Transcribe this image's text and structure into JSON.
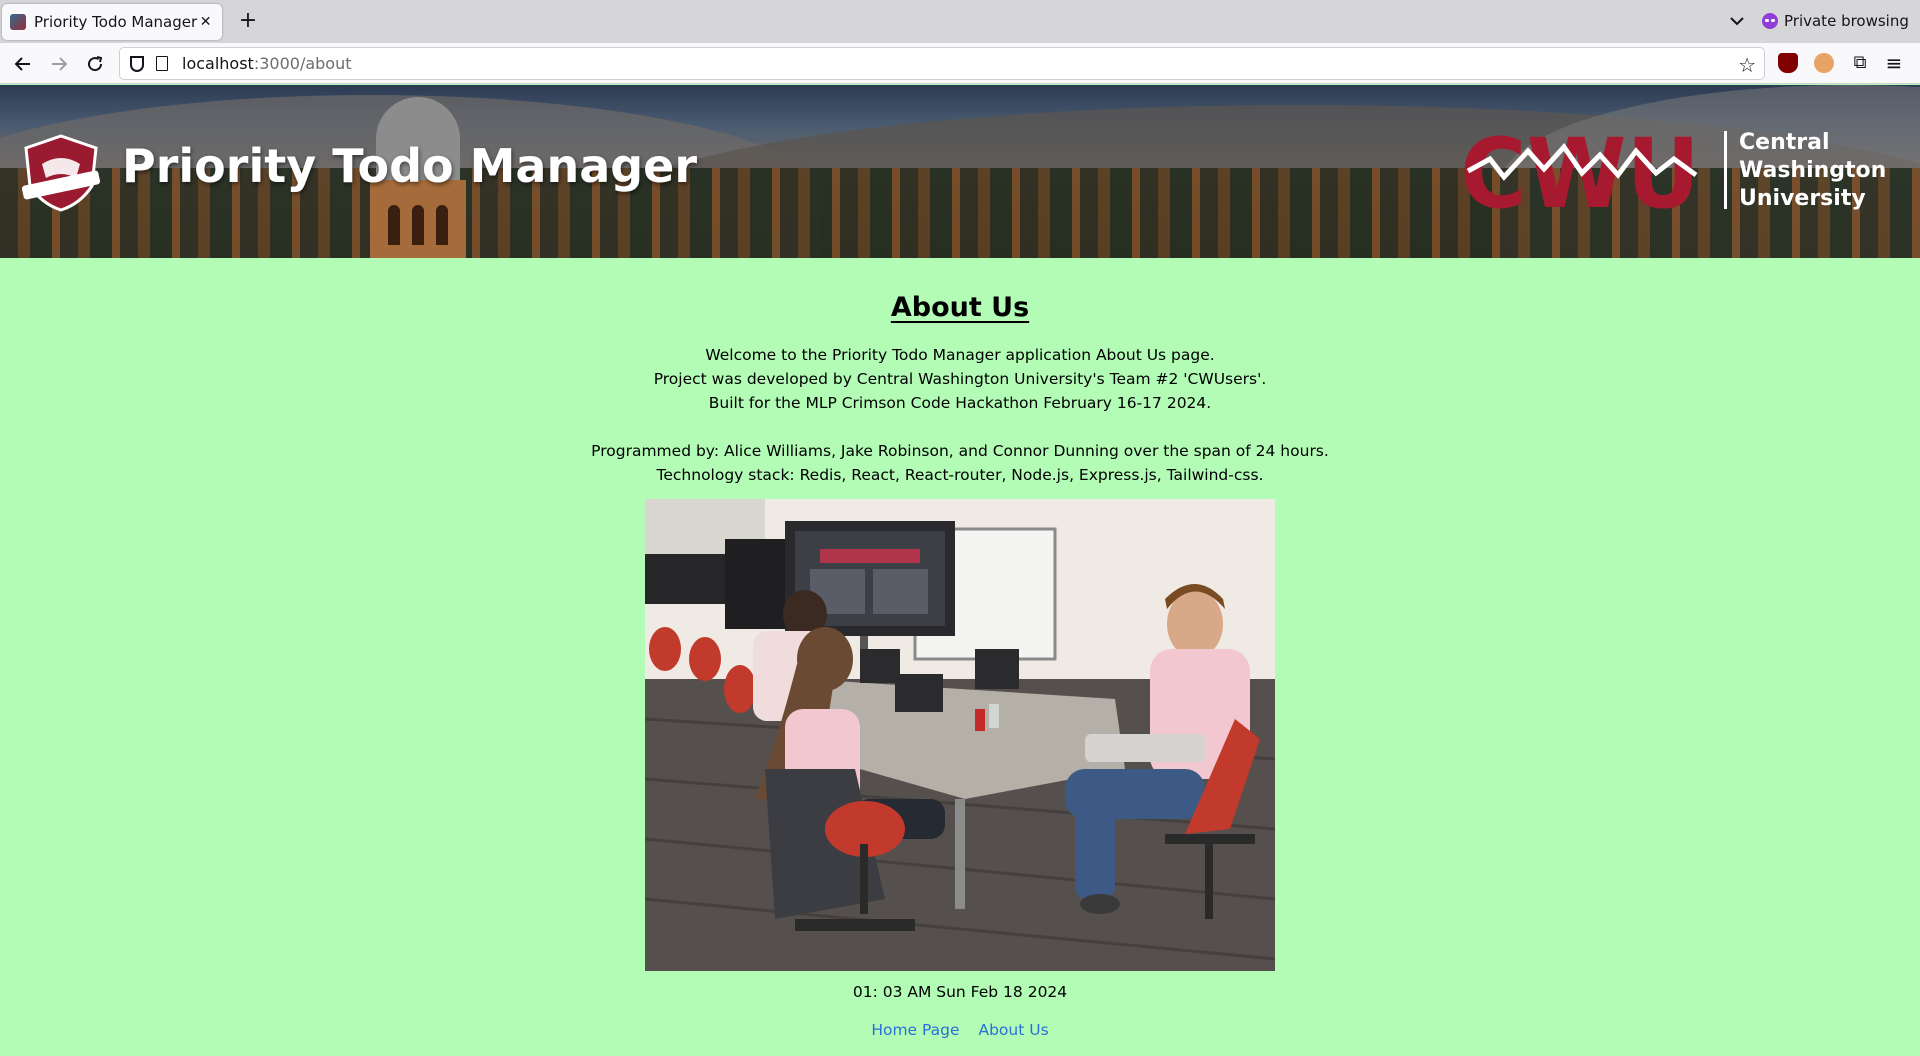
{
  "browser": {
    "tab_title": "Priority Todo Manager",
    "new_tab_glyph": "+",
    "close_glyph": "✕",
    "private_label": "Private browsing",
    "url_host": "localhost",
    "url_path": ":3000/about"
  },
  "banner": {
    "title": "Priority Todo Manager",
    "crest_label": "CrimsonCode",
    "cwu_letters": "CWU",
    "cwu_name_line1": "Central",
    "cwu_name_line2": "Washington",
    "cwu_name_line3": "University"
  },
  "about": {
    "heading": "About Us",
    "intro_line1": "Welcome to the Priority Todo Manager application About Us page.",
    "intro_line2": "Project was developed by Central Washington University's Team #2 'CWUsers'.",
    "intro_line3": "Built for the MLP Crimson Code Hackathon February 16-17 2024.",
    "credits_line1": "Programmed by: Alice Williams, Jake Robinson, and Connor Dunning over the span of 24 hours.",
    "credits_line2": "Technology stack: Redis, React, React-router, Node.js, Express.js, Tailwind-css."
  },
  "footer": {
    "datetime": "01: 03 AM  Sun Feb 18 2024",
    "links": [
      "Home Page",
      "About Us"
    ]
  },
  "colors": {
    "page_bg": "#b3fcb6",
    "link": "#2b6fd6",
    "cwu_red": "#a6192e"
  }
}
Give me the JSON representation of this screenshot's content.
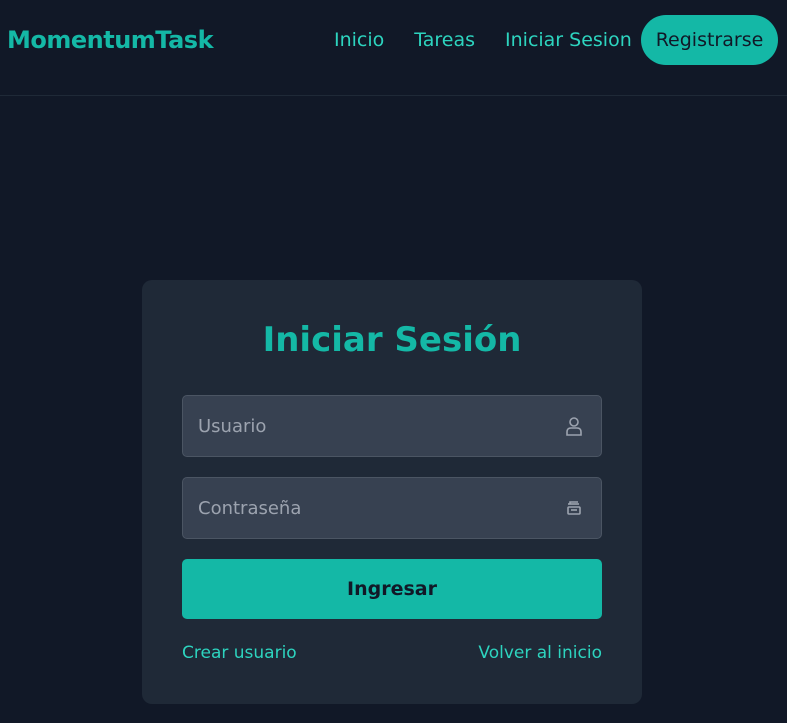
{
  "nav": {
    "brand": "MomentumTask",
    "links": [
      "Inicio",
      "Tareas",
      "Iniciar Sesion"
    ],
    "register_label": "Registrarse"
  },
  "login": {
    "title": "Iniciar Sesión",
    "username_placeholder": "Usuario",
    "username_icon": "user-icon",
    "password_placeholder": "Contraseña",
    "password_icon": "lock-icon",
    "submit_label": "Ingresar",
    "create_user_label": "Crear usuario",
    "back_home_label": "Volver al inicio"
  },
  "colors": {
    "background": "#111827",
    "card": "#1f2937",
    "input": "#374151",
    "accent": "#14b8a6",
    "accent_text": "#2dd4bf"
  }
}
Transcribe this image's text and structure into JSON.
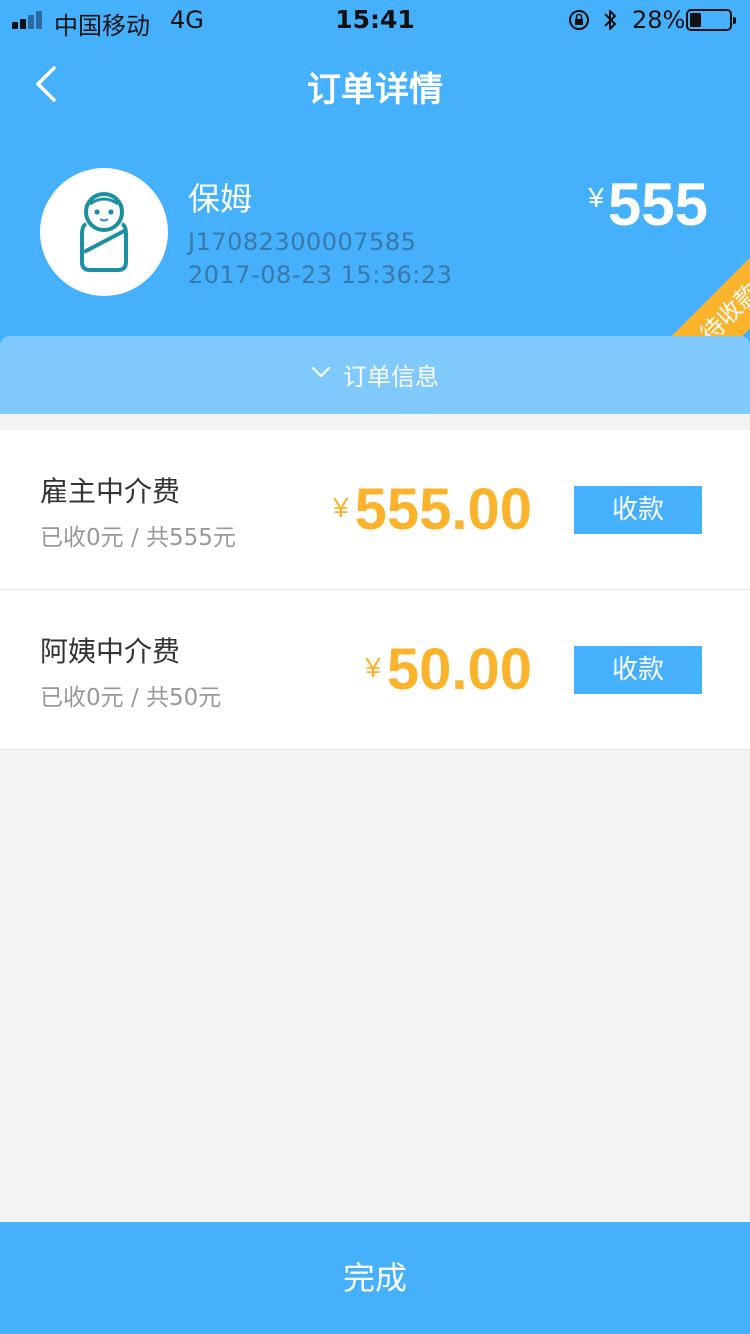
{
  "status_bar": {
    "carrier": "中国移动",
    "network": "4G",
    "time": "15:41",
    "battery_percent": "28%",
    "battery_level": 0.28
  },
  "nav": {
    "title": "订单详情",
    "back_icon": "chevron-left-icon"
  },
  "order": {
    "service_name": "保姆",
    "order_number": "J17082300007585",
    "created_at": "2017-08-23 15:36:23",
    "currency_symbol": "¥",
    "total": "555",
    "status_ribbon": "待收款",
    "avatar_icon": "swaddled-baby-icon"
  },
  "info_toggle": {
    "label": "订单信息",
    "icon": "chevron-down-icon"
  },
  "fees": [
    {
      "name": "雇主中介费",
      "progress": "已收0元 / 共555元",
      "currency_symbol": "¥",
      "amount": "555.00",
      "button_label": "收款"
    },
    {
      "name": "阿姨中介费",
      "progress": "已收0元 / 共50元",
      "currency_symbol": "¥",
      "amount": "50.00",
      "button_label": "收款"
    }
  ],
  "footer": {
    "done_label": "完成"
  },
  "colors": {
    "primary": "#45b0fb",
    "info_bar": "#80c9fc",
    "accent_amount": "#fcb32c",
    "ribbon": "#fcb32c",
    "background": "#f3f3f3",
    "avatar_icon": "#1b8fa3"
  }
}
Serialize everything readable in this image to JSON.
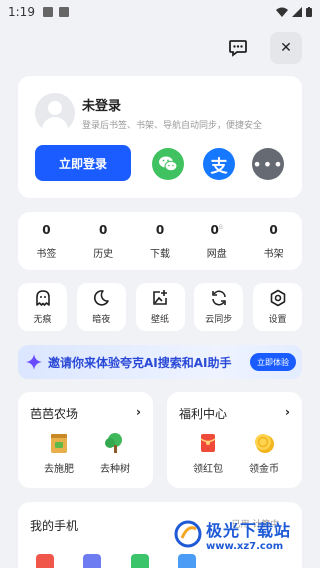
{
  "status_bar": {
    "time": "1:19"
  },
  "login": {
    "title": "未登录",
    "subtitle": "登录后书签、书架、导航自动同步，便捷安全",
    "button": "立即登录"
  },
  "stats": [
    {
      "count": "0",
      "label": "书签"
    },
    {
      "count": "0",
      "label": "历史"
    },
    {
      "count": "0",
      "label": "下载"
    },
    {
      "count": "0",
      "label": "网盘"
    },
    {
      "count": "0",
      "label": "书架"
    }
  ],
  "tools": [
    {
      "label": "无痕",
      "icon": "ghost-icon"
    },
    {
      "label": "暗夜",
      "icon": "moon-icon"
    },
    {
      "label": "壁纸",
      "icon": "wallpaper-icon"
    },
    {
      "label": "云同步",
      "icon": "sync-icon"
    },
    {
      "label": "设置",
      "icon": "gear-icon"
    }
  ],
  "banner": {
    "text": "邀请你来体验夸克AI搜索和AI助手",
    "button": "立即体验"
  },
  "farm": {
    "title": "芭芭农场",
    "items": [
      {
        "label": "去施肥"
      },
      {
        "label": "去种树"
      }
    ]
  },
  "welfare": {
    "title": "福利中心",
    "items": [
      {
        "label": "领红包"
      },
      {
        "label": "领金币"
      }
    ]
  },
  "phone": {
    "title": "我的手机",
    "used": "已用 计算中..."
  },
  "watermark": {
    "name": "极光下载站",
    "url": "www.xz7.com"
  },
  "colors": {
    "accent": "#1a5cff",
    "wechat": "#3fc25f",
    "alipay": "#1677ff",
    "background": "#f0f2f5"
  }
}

----------------------------------------

-- WORK INSTRUCTIONS --
Give the entries again without a single change, but with no pictures.

-- PROBLEM SOLUTION --
Transcribe this image's text and structure into JSON.
{
  "browser": {
    "tab_title": "Priority Todo Manager",
    "new_tab_glyph": "+",
    "close_glyph": "✕",
    "private_label": "Private browsing",
    "url_host": "localhost",
    "url_path": ":3000/about"
  },
  "banner": {
    "title": "Priority Todo Manager",
    "crest_label": "CrimsonCode",
    "cwu_letters": "CWU",
    "cwu_name_line1": "Central",
    "cwu_name_line2": "Washington",
    "cwu_name_line3": "University"
  },
  "about": {
    "heading": "About Us",
    "intro_line1": "Welcome to the Priority Todo Manager application About Us page.",
    "intro_line2": "Project was developed by Central Washington University's Team #2 'CWUsers'.",
    "intro_line3": "Built for the MLP Crimson Code Hackathon February 16-17 2024.",
    "credits_line1": "Programmed by: Alice Williams, Jake Robinson, and Connor Dunning over the span of 24 hours.",
    "credits_line2": "Technology stack: Redis, React, React-router, Node.js, Express.js, Tailwind-css."
  },
  "footer": {
    "datetime": "01: 03 AM  Sun Feb 18 2024",
    "links": [
      "Home Page",
      "About Us"
    ]
  },
  "colors": {
    "page_bg": "#b3fcb6",
    "link": "#2b6fd6",
    "cwu_red": "#a6192e"
  }
}
Give me the JSON representation of this screenshot's content.
{
  "nav": {
    "brand": "MomentumTask",
    "links": [
      "Inicio",
      "Tareas",
      "Iniciar Sesion"
    ],
    "register_label": "Registrarse"
  },
  "login": {
    "title": "Iniciar Sesión",
    "username_placeholder": "Usuario",
    "username_icon": "user-icon",
    "password_placeholder": "Contraseña",
    "password_icon": "lock-icon",
    "submit_label": "Ingresar",
    "create_user_label": "Crear usuario",
    "back_home_label": "Volver al inicio"
  },
  "colors": {
    "background": "#111827",
    "card": "#1f2937",
    "input": "#374151",
    "accent": "#14b8a6",
    "accent_text": "#2dd4bf"
  }
}
Transcribe this image's text and structure into JSON.
{
  "status_bar": {
    "carrier": "中国移动",
    "network": "4G",
    "time": "15:41",
    "battery_percent": "28%",
    "battery_level": 0.28
  },
  "nav": {
    "title": "订单详情",
    "back_icon": "chevron-left-icon"
  },
  "order": {
    "service_name": "保姆",
    "order_number": "J17082300007585",
    "created_at": "2017-08-23 15:36:23",
    "currency_symbol": "¥",
    "total": "555",
    "status_ribbon": "待收款",
    "avatar_icon": "swaddled-baby-icon"
  },
  "info_toggle": {
    "label": "订单信息",
    "icon": "chevron-down-icon"
  },
  "fees": [
    {
      "name": "雇主中介费",
      "progress": "已收0元 / 共555元",
      "currency_symbol": "¥",
      "amount": "555.00",
      "button_label": "收款"
    },
    {
      "name": "阿姨中介费",
      "progress": "已收0元 / 共50元",
      "currency_symbol": "¥",
      "amount": "50.00",
      "button_label": "收款"
    }
  ],
  "footer": {
    "done_label": "完成"
  },
  "colors": {
    "primary": "#45b0fb",
    "info_bar": "#80c9fc",
    "accent_amount": "#fcb32c",
    "ribbon": "#fcb32c",
    "background": "#f3f3f3",
    "avatar_icon": "#1b8fa3"
  }
}
Serialize everything readable in this image to JSON.
{
  "status_bar": {
    "time": "1:19"
  },
  "login": {
    "title": "未登录",
    "subtitle": "登录后书签、书架、导航自动同步，便捷安全",
    "button": "立即登录"
  },
  "stats": [
    {
      "count": "0",
      "label": "书签"
    },
    {
      "count": "0",
      "label": "历史"
    },
    {
      "count": "0",
      "label": "下载"
    },
    {
      "count": "0",
      "label": "网盘"
    },
    {
      "count": "0",
      "label": "书架"
    }
  ],
  "tools": [
    {
      "label": "无痕",
      "icon": "ghost-icon"
    },
    {
      "label": "暗夜",
      "icon": "moon-icon"
    },
    {
      "label": "壁纸",
      "icon": "wallpaper-icon"
    },
    {
      "label": "云同步",
      "icon": "sync-icon"
    },
    {
      "label": "设置",
      "icon": "gear-icon"
    }
  ],
  "banner": {
    "text": "邀请你来体验夸克AI搜索和AI助手",
    "button": "立即体验"
  },
  "farm": {
    "title": "芭芭农场",
    "items": [
      {
        "label": "去施肥"
      },
      {
        "label": "去种树"
      }
    ]
  },
  "welfare": {
    "title": "福利中心",
    "items": [
      {
        "label": "领红包"
      },
      {
        "label": "领金币"
      }
    ]
  },
  "phone": {
    "title": "我的手机",
    "used": "已用 计算中..."
  },
  "watermark": {
    "name": "极光下载站",
    "url": "www.xz7.com"
  },
  "colors": {
    "accent": "#1a5cff",
    "wechat": "#3fc25f",
    "alipay": "#1677ff",
    "background": "#f0f2f5"
  }
}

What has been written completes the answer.